WHAT YOU WILL DO: All material below is to be reproduced exactly.
--- Begin SUPPLIED RECORDS ---
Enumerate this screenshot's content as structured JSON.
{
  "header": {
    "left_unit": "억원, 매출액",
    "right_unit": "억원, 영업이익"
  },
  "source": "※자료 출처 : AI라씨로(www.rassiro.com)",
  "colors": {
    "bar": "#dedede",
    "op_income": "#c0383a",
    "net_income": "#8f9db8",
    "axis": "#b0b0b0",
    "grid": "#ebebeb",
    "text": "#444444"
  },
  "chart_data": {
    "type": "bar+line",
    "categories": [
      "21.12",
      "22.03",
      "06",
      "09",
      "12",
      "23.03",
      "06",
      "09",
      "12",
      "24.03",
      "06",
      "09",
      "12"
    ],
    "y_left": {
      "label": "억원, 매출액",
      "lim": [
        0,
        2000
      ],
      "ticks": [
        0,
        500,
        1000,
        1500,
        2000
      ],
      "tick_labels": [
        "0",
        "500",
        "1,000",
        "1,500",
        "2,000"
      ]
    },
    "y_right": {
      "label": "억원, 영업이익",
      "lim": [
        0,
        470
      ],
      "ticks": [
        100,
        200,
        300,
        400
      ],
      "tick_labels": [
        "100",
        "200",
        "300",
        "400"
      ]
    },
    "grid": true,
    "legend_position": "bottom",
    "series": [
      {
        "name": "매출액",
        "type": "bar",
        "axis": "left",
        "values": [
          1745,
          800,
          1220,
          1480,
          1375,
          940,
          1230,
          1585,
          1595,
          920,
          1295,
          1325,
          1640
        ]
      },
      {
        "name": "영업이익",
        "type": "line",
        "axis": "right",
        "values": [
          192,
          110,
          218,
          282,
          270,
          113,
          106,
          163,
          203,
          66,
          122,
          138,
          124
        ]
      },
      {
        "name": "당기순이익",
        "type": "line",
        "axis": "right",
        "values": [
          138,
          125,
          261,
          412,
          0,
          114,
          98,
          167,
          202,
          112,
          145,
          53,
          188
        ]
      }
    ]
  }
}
--- End SUPPLIED RECORDS ---
IN RESPONSE:
Enumerate this screenshot's content as structured JSON.
{
  "header": {
    "left_unit": "억원, 매출액",
    "right_unit": "억원, 영업이익"
  },
  "source": "※자료 출처 : AI라씨로(www.rassiro.com)",
  "colors": {
    "bar": "#dedede",
    "op_income": "#c0383a",
    "net_income": "#8f9db8",
    "axis": "#b0b0b0",
    "grid": "#ebebeb",
    "text": "#444444"
  },
  "chart_data": {
    "type": "bar+line",
    "categories": [
      "21.12",
      "22.03",
      "06",
      "09",
      "12",
      "23.03",
      "06",
      "09",
      "12",
      "24.03",
      "06",
      "09",
      "12"
    ],
    "y_left": {
      "label": "억원, 매출액",
      "lim": [
        0,
        2000
      ],
      "ticks": [
        0,
        500,
        1000,
        1500,
        2000
      ],
      "tick_labels": [
        "0",
        "500",
        "1,000",
        "1,500",
        "2,000"
      ]
    },
    "y_right": {
      "label": "억원, 영업이익",
      "lim": [
        0,
        470
      ],
      "ticks": [
        100,
        200,
        300,
        400
      ],
      "tick_labels": [
        "100",
        "200",
        "300",
        "400"
      ]
    },
    "grid": true,
    "legend_position": "bottom",
    "series": [
      {
        "name": "매출액",
        "type": "bar",
        "axis": "left",
        "values": [
          1745,
          800,
          1220,
          1480,
          1375,
          940,
          1230,
          1585,
          1595,
          920,
          1295,
          1325,
          1640
        ]
      },
      {
        "name": "영업이익",
        "type": "line",
        "axis": "right",
        "values": [
          192,
          110,
          218,
          282,
          270,
          113,
          106,
          163,
          203,
          66,
          122,
          138,
          124
        ]
      },
      {
        "name": "당기순이익",
        "type": "line",
        "axis": "right",
        "values": [
          138,
          125,
          261,
          412,
          0,
          114,
          98,
          167,
          202,
          112,
          145,
          53,
          188
        ]
      }
    ]
  }
}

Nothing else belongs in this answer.